Supplied entries =>
────────

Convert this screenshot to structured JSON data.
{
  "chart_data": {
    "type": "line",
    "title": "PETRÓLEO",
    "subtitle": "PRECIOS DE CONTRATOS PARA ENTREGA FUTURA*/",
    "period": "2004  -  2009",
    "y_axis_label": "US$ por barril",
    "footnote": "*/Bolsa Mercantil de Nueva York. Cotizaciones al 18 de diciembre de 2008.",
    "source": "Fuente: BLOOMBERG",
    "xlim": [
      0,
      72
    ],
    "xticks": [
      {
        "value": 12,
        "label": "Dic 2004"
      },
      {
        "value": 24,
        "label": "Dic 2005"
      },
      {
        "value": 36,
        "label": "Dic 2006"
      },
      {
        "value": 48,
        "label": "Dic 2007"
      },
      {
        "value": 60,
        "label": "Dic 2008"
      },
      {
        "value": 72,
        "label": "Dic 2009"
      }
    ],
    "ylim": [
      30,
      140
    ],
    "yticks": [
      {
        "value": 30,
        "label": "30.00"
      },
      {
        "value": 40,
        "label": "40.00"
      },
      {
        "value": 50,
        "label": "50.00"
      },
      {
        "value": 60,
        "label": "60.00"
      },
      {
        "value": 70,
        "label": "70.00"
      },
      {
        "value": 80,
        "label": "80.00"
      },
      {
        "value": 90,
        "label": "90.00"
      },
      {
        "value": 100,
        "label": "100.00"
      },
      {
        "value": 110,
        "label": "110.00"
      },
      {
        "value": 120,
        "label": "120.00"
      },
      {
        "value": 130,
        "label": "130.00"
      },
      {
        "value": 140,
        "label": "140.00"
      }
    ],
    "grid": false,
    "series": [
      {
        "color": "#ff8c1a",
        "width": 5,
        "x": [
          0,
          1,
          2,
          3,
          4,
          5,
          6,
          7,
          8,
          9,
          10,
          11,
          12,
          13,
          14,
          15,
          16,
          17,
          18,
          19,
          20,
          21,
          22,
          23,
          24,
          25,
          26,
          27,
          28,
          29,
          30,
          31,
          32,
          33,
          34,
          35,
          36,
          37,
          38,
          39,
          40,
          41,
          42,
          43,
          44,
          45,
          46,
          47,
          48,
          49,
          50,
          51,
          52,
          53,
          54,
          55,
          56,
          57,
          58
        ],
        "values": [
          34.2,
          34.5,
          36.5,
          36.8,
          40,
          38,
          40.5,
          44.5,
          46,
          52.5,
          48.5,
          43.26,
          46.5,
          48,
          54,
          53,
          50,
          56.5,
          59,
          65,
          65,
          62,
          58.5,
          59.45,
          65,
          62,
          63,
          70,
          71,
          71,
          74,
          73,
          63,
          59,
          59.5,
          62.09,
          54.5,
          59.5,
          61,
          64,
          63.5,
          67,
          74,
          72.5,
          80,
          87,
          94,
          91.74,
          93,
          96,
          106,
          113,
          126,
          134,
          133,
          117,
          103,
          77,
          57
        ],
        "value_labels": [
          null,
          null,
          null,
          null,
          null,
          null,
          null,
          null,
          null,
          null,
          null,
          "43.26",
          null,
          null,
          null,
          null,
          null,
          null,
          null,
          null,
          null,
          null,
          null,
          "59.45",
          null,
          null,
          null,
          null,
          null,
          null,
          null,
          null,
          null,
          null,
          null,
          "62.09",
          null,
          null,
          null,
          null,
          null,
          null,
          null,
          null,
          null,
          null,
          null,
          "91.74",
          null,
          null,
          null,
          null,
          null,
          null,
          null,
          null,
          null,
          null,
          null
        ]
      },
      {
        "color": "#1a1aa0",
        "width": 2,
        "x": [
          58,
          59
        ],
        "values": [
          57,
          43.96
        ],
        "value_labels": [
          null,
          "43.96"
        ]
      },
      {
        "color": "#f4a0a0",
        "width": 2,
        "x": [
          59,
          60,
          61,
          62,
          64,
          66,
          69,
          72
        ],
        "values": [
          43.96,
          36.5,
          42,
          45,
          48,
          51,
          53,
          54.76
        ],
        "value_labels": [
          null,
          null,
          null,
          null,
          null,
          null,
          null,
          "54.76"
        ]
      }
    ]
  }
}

────────

Problem description => Please output the entire listing exactly as it stands.

Solution below =>
Convert this screenshot to structured JSON data.
{
  "chart_data": {
    "type": "line",
    "title": "PETRÓLEO",
    "subtitle": "PRECIOS DE CONTRATOS PARA ENTREGA FUTURA*/",
    "period": "2004  -  2009",
    "y_axis_label": "US$ por barril",
    "footnote": "*/Bolsa Mercantil de Nueva York. Cotizaciones al 18 de diciembre de 2008.",
    "source": "Fuente: BLOOMBERG",
    "xlim": [
      0,
      72
    ],
    "xticks": [
      {
        "value": 12,
        "label": "Dic 2004"
      },
      {
        "value": 24,
        "label": "Dic 2005"
      },
      {
        "value": 36,
        "label": "Dic 2006"
      },
      {
        "value": 48,
        "label": "Dic 2007"
      },
      {
        "value": 60,
        "label": "Dic 2008"
      },
      {
        "value": 72,
        "label": "Dic 2009"
      }
    ],
    "ylim": [
      30,
      140
    ],
    "yticks": [
      {
        "value": 30,
        "label": "30.00"
      },
      {
        "value": 40,
        "label": "40.00"
      },
      {
        "value": 50,
        "label": "50.00"
      },
      {
        "value": 60,
        "label": "60.00"
      },
      {
        "value": 70,
        "label": "70.00"
      },
      {
        "value": 80,
        "label": "80.00"
      },
      {
        "value": 90,
        "label": "90.00"
      },
      {
        "value": 100,
        "label": "100.00"
      },
      {
        "value": 110,
        "label": "110.00"
      },
      {
        "value": 120,
        "label": "120.00"
      },
      {
        "value": 130,
        "label": "130.00"
      },
      {
        "value": 140,
        "label": "140.00"
      }
    ],
    "grid": false,
    "series": [
      {
        "color": "#ff8c1a",
        "width": 5,
        "x": [
          0,
          1,
          2,
          3,
          4,
          5,
          6,
          7,
          8,
          9,
          10,
          11,
          12,
          13,
          14,
          15,
          16,
          17,
          18,
          19,
          20,
          21,
          22,
          23,
          24,
          25,
          26,
          27,
          28,
          29,
          30,
          31,
          32,
          33,
          34,
          35,
          36,
          37,
          38,
          39,
          40,
          41,
          42,
          43,
          44,
          45,
          46,
          47,
          48,
          49,
          50,
          51,
          52,
          53,
          54,
          55,
          56,
          57,
          58
        ],
        "values": [
          34.2,
          34.5,
          36.5,
          36.8,
          40,
          38,
          40.5,
          44.5,
          46,
          52.5,
          48.5,
          43.26,
          46.5,
          48,
          54,
          53,
          50,
          56.5,
          59,
          65,
          65,
          62,
          58.5,
          59.45,
          65,
          62,
          63,
          70,
          71,
          71,
          74,
          73,
          63,
          59,
          59.5,
          62.09,
          54.5,
          59.5,
          61,
          64,
          63.5,
          67,
          74,
          72.5,
          80,
          87,
          94,
          91.74,
          93,
          96,
          106,
          113,
          126,
          134,
          133,
          117,
          103,
          77,
          57
        ],
        "value_labels": [
          null,
          null,
          null,
          null,
          null,
          null,
          null,
          null,
          null,
          null,
          null,
          "43.26",
          null,
          null,
          null,
          null,
          null,
          null,
          null,
          null,
          null,
          null,
          null,
          "59.45",
          null,
          null,
          null,
          null,
          null,
          null,
          null,
          null,
          null,
          null,
          null,
          "62.09",
          null,
          null,
          null,
          null,
          null,
          null,
          null,
          null,
          null,
          null,
          null,
          "91.74",
          null,
          null,
          null,
          null,
          null,
          null,
          null,
          null,
          null,
          null,
          null
        ]
      },
      {
        "color": "#1a1aa0",
        "width": 2,
        "x": [
          58,
          59
        ],
        "values": [
          57,
          43.96
        ],
        "value_labels": [
          null,
          "43.96"
        ]
      },
      {
        "color": "#f4a0a0",
        "width": 2,
        "x": [
          59,
          60,
          61,
          62,
          64,
          66,
          69,
          72
        ],
        "values": [
          43.96,
          36.5,
          42,
          45,
          48,
          51,
          53,
          54.76
        ],
        "value_labels": [
          null,
          null,
          null,
          null,
          null,
          null,
          null,
          "54.76"
        ]
      }
    ]
  }
}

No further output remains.